## Task
Gather every line holding the string "تقدم".

(Extracted data entries)
== == ==

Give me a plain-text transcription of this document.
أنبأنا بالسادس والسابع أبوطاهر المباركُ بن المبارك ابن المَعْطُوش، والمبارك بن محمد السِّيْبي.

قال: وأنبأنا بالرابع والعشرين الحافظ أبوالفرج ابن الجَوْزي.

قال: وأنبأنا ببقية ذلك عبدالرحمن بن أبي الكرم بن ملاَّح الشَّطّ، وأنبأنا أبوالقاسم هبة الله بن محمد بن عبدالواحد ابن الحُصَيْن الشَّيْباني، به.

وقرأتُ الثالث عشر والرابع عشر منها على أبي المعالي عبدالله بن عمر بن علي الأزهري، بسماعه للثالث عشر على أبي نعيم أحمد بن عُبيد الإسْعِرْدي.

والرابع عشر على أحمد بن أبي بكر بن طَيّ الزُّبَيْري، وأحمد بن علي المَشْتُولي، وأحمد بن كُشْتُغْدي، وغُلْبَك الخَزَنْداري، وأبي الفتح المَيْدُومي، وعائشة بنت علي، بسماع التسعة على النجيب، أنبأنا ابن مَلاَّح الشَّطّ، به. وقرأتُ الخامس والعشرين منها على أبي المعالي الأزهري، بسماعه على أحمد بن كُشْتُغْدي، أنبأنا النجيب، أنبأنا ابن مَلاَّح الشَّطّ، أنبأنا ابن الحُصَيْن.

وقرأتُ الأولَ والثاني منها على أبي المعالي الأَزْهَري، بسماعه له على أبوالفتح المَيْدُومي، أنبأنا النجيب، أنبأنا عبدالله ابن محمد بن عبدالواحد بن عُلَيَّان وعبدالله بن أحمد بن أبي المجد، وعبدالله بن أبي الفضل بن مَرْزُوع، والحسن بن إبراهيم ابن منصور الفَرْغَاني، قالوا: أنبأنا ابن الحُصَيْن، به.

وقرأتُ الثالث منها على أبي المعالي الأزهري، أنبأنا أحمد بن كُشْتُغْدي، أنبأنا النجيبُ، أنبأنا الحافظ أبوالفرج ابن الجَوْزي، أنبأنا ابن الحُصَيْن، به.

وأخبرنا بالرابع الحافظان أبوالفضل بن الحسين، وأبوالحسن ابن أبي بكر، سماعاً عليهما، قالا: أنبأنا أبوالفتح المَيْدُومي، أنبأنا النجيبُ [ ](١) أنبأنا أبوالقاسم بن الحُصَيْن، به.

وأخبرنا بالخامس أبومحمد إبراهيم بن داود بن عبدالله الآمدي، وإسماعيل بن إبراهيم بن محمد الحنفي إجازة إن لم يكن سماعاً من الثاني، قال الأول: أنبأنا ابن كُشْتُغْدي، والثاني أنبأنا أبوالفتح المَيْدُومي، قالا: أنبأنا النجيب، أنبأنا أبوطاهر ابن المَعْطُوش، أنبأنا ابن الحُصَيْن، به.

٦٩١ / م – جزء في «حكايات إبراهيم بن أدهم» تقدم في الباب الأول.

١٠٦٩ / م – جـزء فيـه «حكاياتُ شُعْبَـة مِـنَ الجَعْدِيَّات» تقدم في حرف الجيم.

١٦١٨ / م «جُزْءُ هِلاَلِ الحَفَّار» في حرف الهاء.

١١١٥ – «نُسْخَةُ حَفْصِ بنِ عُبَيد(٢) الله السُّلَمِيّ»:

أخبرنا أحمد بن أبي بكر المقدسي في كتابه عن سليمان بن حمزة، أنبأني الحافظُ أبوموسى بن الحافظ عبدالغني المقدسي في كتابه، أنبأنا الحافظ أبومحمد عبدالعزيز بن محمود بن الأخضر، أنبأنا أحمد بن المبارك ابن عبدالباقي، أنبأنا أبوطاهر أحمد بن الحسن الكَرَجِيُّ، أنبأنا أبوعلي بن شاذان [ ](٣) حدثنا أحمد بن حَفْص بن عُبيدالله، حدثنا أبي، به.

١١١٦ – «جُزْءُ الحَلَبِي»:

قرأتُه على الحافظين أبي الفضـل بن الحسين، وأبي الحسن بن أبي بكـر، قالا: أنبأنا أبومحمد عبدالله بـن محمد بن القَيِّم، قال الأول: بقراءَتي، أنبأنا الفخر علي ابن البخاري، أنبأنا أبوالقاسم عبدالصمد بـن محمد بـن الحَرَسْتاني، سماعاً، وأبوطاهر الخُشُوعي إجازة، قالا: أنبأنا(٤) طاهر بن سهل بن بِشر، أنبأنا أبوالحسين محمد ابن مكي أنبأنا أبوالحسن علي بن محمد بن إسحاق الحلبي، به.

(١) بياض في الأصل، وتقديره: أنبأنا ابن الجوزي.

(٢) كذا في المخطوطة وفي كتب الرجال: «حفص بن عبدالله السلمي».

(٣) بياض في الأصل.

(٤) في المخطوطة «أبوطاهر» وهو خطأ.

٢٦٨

== == ==

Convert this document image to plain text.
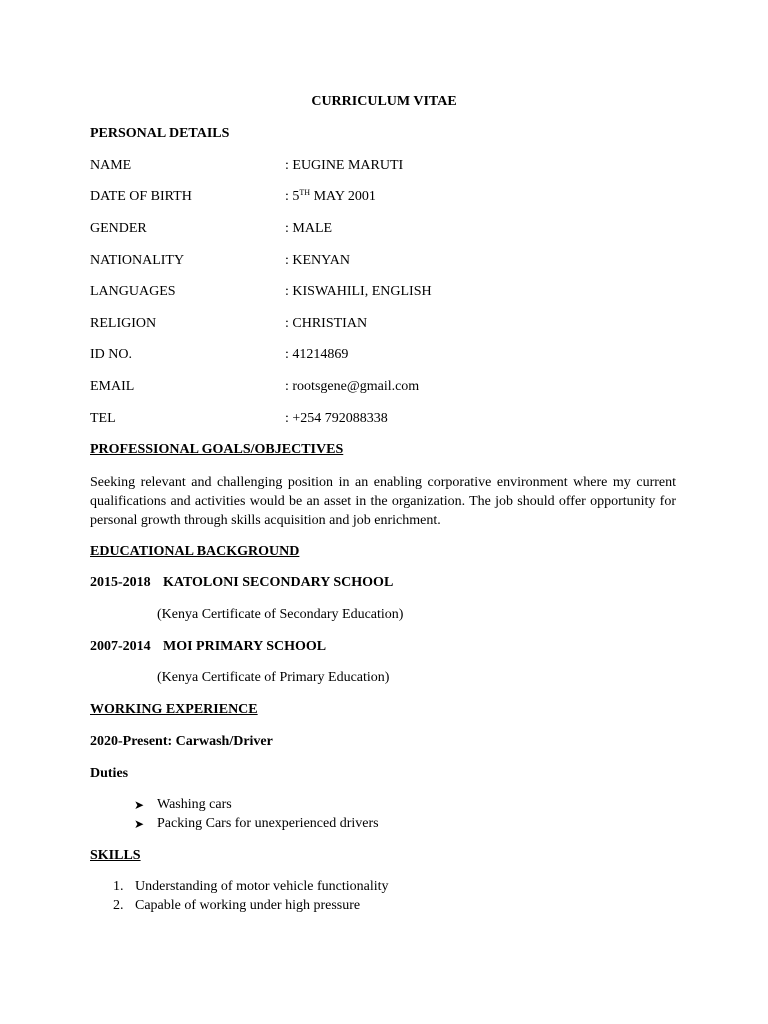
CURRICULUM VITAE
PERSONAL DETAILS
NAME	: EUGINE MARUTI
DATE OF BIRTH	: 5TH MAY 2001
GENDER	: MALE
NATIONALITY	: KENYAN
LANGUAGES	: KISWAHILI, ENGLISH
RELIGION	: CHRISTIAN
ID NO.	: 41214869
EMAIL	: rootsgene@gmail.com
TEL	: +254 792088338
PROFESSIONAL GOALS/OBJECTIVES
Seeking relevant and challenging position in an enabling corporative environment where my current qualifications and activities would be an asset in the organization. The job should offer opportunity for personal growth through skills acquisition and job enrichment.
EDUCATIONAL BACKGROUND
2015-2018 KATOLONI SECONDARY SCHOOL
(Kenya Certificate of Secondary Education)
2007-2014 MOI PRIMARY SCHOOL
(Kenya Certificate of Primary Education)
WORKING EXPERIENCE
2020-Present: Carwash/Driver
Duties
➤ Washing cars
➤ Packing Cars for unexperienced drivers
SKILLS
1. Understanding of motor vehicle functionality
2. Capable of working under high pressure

== == ==

## Output
٦٩١ / م – جزء في «حكايات إبراهيم بن أدهم» تقدم في الباب الأول.
١٠٦٩ / م – جـزء فيـه «حكاياتُ شُعْبَـة مِـنَ الجَعْدِيَّات» تقدم في حرف الجيم.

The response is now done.